Task directions:
Return the material exactly as supplied, apart from the pictures, which are omitted.

(Items from a figure collection)
[START]

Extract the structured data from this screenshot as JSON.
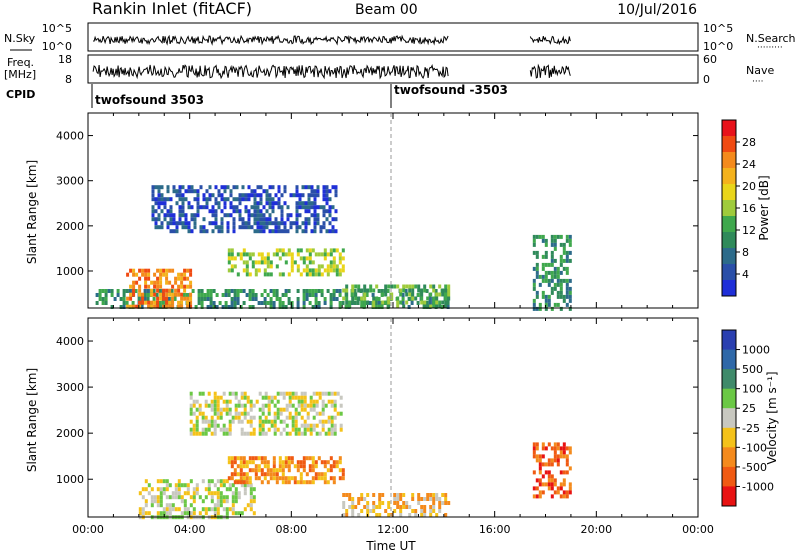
{
  "header": {
    "title": "Rankin Inlet (fitACF)",
    "beam": "Beam 00",
    "date": "10/Jul/2016"
  },
  "nsky_panel": {
    "left_label": "N.Sky",
    "left_ticks": [
      "10^5",
      "10^0"
    ],
    "right_ticks": [
      "10^5",
      "10^0"
    ],
    "right_label": "N.Search",
    "right_dots": "·········"
  },
  "freq_panel": {
    "left_label_1": "Freq.",
    "left_label_2": "[MHz]",
    "left_ticks": [
      "18",
      "8"
    ],
    "right_ticks": [
      "60",
      "0"
    ],
    "right_label": "Nave",
    "right_dots": "····"
  },
  "cpid_panel": {
    "label": "CPID",
    "segments": [
      "twofsound 3503",
      "twofsound -3503"
    ]
  },
  "power_colorbar": {
    "label": "Power [dB]",
    "ticks": [
      "28",
      "24",
      "20",
      "16",
      "12",
      "8",
      "4"
    ],
    "colors": [
      "#e8121b",
      "#f04a12",
      "#f48a1c",
      "#f4b21c",
      "#e9d51a",
      "#9fcb3c",
      "#3fa84d",
      "#2f8a5a",
      "#2c6b8a",
      "#2a4fa8",
      "#1f2fd8"
    ]
  },
  "velocity_colorbar": {
    "label": "Velocity [m s⁻¹]",
    "ticks": [
      "1000",
      "500",
      "100",
      "25",
      "-25",
      "-100",
      "-500",
      "-1000"
    ],
    "colors": [
      "#2a3fb0",
      "#2f68a8",
      "#3f8a6a",
      "#6bc845",
      "#c8c8c0",
      "#f4c21a",
      "#f48a1c",
      "#f05a12",
      "#e81212"
    ]
  },
  "chart_data": [
    {
      "type": "heatmap",
      "name": "power",
      "ylabel": "Slant Range [km]",
      "yticks": [
        "1000",
        "2000",
        "3000",
        "4000"
      ],
      "xlim": [
        "00:00",
        "24:00"
      ],
      "ylim": [
        180,
        4500
      ],
      "regions": [
        {
          "t0": 0.3,
          "t1": 14.2,
          "r0": 180,
          "r1": 600,
          "level": 3
        },
        {
          "t0": 1.5,
          "t1": 4.0,
          "r0": 180,
          "r1": 1050,
          "level": 8
        },
        {
          "t0": 5.5,
          "t1": 10.0,
          "r0": 900,
          "r1": 1500,
          "level": 5
        },
        {
          "t0": 2.5,
          "t1": 9.8,
          "r0": 1900,
          "r1": 2900,
          "level": 1
        },
        {
          "t0": 10.0,
          "t1": 14.2,
          "r0": 200,
          "r1": 700,
          "level": 4
        },
        {
          "t0": 17.5,
          "t1": 19.0,
          "r0": 200,
          "r1": 1800,
          "level": 3
        }
      ]
    },
    {
      "type": "heatmap",
      "name": "velocity",
      "ylabel": "Slant Range [km]",
      "yticks": [
        "1000",
        "2000",
        "3000",
        "4000"
      ],
      "xticks": [
        "00:00",
        "04:00",
        "08:00",
        "12:00",
        "16:00",
        "20:00",
        "00:00"
      ],
      "xlabel": "Time UT",
      "xlim": [
        "00:00",
        "24:00"
      ],
      "ylim": [
        180,
        4500
      ],
      "regions": [
        {
          "t0": 2.0,
          "t1": 6.5,
          "r0": 180,
          "r1": 1000,
          "level": 4
        },
        {
          "t0": 5.5,
          "t1": 10.0,
          "r0": 900,
          "r1": 1500,
          "level": 6
        },
        {
          "t0": 4.0,
          "t1": 10.0,
          "r0": 2000,
          "r1": 2900,
          "level": 4
        },
        {
          "t0": 10.0,
          "t1": 14.2,
          "r0": 200,
          "r1": 700,
          "level": 5
        },
        {
          "t0": 17.5,
          "t1": 19.0,
          "r0": 600,
          "r1": 1800,
          "level": 7
        }
      ]
    }
  ]
}
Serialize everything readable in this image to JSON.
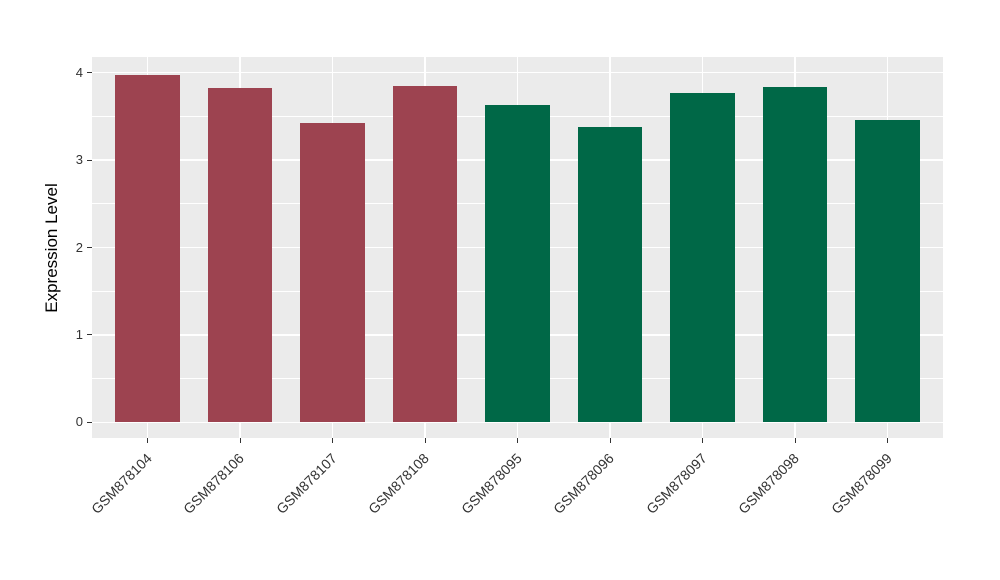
{
  "figure": {
    "background_color": "#ffffff"
  },
  "chart_data": {
    "type": "bar",
    "title": "",
    "xlabel": "",
    "ylabel": "Expression Level",
    "categories": [
      "GSM878104",
      "GSM878106",
      "GSM878107",
      "GSM878108",
      "GSM878095",
      "GSM878096",
      "GSM878097",
      "GSM878098",
      "GSM878099"
    ],
    "values": [
      3.97,
      3.83,
      3.42,
      3.85,
      3.63,
      3.38,
      3.77,
      3.84,
      3.46
    ],
    "bar_groups": [
      "red",
      "red",
      "red",
      "red",
      "green",
      "green",
      "green",
      "green",
      "green"
    ],
    "group_colors": {
      "red": "#9d4350",
      "green": "#006847"
    },
    "yticks": [
      0,
      1,
      2,
      3,
      4
    ],
    "ytick_labels": [
      "0",
      "1",
      "2",
      "3",
      "4"
    ],
    "minor_yticks": [
      0.5,
      1.5,
      2.5,
      3.5
    ],
    "ylim": [
      -0.18,
      4.18
    ],
    "bar_width_fraction": 0.7,
    "grid": "on",
    "legend": "none",
    "panel_background": "#ebebeb",
    "grid_color": "#ffffff",
    "axis_text_color": "#333333",
    "axis_title_color": "#000000",
    "tick_color": "#333333"
  }
}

[END]

Written answer:
Extract the structured data from this screenshot as JSON.
{
  "header": {
    "title": "Rankin Inlet (fitACF)",
    "beam": "Beam 00",
    "date": "10/Jul/2016"
  },
  "nsky_panel": {
    "left_label": "N.Sky",
    "left_ticks": [
      "10^5",
      "10^0"
    ],
    "right_ticks": [
      "10^5",
      "10^0"
    ],
    "right_label": "N.Search",
    "right_dots": "·········"
  },
  "freq_panel": {
    "left_label_1": "Freq.",
    "left_label_2": "[MHz]",
    "left_ticks": [
      "18",
      "8"
    ],
    "right_ticks": [
      "60",
      "0"
    ],
    "right_label": "Nave",
    "right_dots": "····"
  },
  "cpid_panel": {
    "label": "CPID",
    "segments": [
      "twofsound 3503",
      "twofsound -3503"
    ]
  },
  "power_colorbar": {
    "label": "Power [dB]",
    "ticks": [
      "28",
      "24",
      "20",
      "16",
      "12",
      "8",
      "4"
    ],
    "colors": [
      "#e8121b",
      "#f04a12",
      "#f48a1c",
      "#f4b21c",
      "#e9d51a",
      "#9fcb3c",
      "#3fa84d",
      "#2f8a5a",
      "#2c6b8a",
      "#2a4fa8",
      "#1f2fd8"
    ]
  },
  "velocity_colorbar": {
    "label": "Velocity [m s⁻¹]",
    "ticks": [
      "1000",
      "500",
      "100",
      "25",
      "-25",
      "-100",
      "-500",
      "-1000"
    ],
    "colors": [
      "#2a3fb0",
      "#2f68a8",
      "#3f8a6a",
      "#6bc845",
      "#c8c8c0",
      "#f4c21a",
      "#f48a1c",
      "#f05a12",
      "#e81212"
    ]
  },
  "chart_data": [
    {
      "type": "heatmap",
      "name": "power",
      "ylabel": "Slant Range [km]",
      "yticks": [
        "1000",
        "2000",
        "3000",
        "4000"
      ],
      "xlim": [
        "00:00",
        "24:00"
      ],
      "ylim": [
        180,
        4500
      ],
      "regions": [
        {
          "t0": 0.3,
          "t1": 14.2,
          "r0": 180,
          "r1": 600,
          "level": 3
        },
        {
          "t0": 1.5,
          "t1": 4.0,
          "r0": 180,
          "r1": 1050,
          "level": 8
        },
        {
          "t0": 5.5,
          "t1": 10.0,
          "r0": 900,
          "r1": 1500,
          "level": 5
        },
        {
          "t0": 2.5,
          "t1": 9.8,
          "r0": 1900,
          "r1": 2900,
          "level": 1
        },
        {
          "t0": 10.0,
          "t1": 14.2,
          "r0": 200,
          "r1": 700,
          "level": 4
        },
        {
          "t0": 17.5,
          "t1": 19.0,
          "r0": 200,
          "r1": 1800,
          "level": 3
        }
      ]
    },
    {
      "type": "heatmap",
      "name": "velocity",
      "ylabel": "Slant Range [km]",
      "yticks": [
        "1000",
        "2000",
        "3000",
        "4000"
      ],
      "xticks": [
        "00:00",
        "04:00",
        "08:00",
        "12:00",
        "16:00",
        "20:00",
        "00:00"
      ],
      "xlabel": "Time UT",
      "xlim": [
        "00:00",
        "24:00"
      ],
      "ylim": [
        180,
        4500
      ],
      "regions": [
        {
          "t0": 2.0,
          "t1": 6.5,
          "r0": 180,
          "r1": 1000,
          "level": 4
        },
        {
          "t0": 5.5,
          "t1": 10.0,
          "r0": 900,
          "r1": 1500,
          "level": 6
        },
        {
          "t0": 4.0,
          "t1": 10.0,
          "r0": 2000,
          "r1": 2900,
          "level": 4
        },
        {
          "t0": 10.0,
          "t1": 14.2,
          "r0": 200,
          "r1": 700,
          "level": 5
        },
        {
          "t0": 17.5,
          "t1": 19.0,
          "r0": 600,
          "r1": 1800,
          "level": 7
        }
      ]
    }
  ]
}
Serialize everything readable in this image to JSON.
{
  "figure": {
    "background_color": "#ffffff"
  },
  "chart_data": {
    "type": "bar",
    "title": "",
    "xlabel": "",
    "ylabel": "Expression Level",
    "categories": [
      "GSM878104",
      "GSM878106",
      "GSM878107",
      "GSM878108",
      "GSM878095",
      "GSM878096",
      "GSM878097",
      "GSM878098",
      "GSM878099"
    ],
    "values": [
      3.97,
      3.83,
      3.42,
      3.85,
      3.63,
      3.38,
      3.77,
      3.84,
      3.46
    ],
    "bar_groups": [
      "red",
      "red",
      "red",
      "red",
      "green",
      "green",
      "green",
      "green",
      "green"
    ],
    "group_colors": {
      "red": "#9d4350",
      "green": "#006847"
    },
    "yticks": [
      0,
      1,
      2,
      3,
      4
    ],
    "ytick_labels": [
      "0",
      "1",
      "2",
      "3",
      "4"
    ],
    "minor_yticks": [
      0.5,
      1.5,
      2.5,
      3.5
    ],
    "ylim": [
      -0.18,
      4.18
    ],
    "bar_width_fraction": 0.7,
    "grid": "on",
    "legend": "none",
    "panel_background": "#ebebeb",
    "grid_color": "#ffffff",
    "axis_text_color": "#333333",
    "axis_title_color": "#000000",
    "tick_color": "#333333"
  }
}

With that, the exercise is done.